To do >> Find the string "this" in the listing and report every line that has it.

Records to use >>

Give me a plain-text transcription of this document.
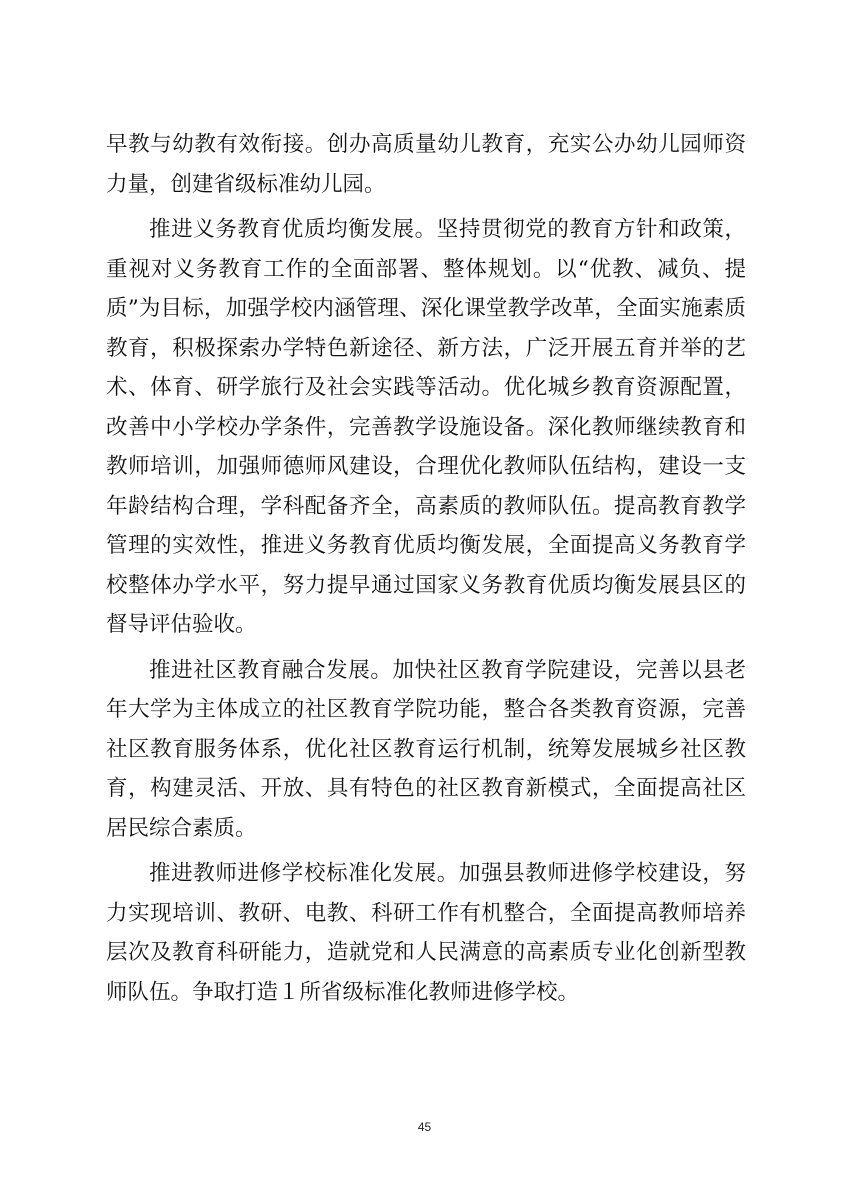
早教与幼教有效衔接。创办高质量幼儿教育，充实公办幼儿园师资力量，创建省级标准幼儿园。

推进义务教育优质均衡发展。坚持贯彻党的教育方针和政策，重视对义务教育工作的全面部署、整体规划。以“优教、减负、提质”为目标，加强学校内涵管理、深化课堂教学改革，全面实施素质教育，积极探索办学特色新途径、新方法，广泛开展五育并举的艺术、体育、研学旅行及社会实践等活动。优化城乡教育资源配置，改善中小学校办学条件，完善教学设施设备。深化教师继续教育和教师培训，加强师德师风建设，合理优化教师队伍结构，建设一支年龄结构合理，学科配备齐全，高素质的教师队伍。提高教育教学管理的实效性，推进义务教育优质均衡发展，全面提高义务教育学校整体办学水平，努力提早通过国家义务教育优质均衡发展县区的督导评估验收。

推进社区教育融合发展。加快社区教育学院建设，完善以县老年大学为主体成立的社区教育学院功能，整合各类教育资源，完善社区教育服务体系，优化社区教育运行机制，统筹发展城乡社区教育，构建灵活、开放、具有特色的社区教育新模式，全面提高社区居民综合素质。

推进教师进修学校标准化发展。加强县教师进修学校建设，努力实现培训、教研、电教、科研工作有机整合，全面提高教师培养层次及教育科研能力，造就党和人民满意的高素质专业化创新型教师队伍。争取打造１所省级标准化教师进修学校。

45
--
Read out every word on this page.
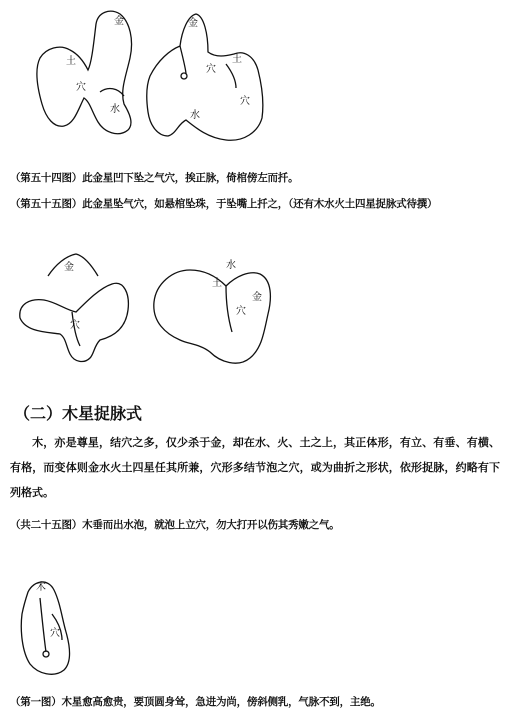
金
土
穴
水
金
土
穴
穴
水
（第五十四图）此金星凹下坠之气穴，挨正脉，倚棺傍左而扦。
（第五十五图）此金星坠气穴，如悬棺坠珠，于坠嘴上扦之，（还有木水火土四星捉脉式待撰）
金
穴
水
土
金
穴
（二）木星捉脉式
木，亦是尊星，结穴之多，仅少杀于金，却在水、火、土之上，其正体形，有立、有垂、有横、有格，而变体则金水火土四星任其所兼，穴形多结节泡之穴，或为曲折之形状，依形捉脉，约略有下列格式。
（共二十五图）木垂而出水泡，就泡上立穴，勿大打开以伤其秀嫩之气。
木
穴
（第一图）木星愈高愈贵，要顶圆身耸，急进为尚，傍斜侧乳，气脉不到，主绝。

Answer for the task >>
Give me a plain-text transcription of this document.
Read out every word on this page.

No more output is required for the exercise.